┌──

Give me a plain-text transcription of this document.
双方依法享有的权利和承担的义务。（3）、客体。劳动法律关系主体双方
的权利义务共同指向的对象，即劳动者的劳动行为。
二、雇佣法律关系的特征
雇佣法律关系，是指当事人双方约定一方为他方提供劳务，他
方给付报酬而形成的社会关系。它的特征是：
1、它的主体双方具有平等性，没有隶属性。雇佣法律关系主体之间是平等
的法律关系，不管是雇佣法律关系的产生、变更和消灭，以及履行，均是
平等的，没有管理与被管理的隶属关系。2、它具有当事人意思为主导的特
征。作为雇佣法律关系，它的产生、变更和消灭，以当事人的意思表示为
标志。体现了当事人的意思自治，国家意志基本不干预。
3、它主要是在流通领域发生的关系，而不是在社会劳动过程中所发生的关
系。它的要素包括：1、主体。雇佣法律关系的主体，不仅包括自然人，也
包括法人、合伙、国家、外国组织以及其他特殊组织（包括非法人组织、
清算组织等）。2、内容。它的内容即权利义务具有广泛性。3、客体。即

└──

EXERCISE: Restate the whole listing exactly.

FINAL RESULT:
Give me a plain-text transcription of this document.
双方依法享有的权利和承担的义务。（3）、客体。劳动法律关系主体双方
的权利义务共同指向的对象，即劳动者的劳动行为。
二、雇佣法律关系的特征
雇佣法律关系，是指当事人双方约定一方为他方提供劳务，他
方给付报酬而形成的社会关系。它的特征是：
1、它的主体双方具有平等性，没有隶属性。雇佣法律关系主体之间是平等
的法律关系，不管是雇佣法律关系的产生、变更和消灭，以及履行，均是
平等的，没有管理与被管理的隶属关系。2、它具有当事人意思为主导的特
征。作为雇佣法律关系，它的产生、变更和消灭，以当事人的意思表示为
标志。体现了当事人的意思自治，国家意志基本不干预。
3、它主要是在流通领域发生的关系，而不是在社会劳动过程中所发生的关
系。它的要素包括：1、主体。雇佣法律关系的主体，不仅包括自然人，也
包括法人、合伙、国家、外国组织以及其他特殊组织（包括非法人组织、
清算组织等）。2、内容。它的内容即权利义务具有广泛性。3、客体。即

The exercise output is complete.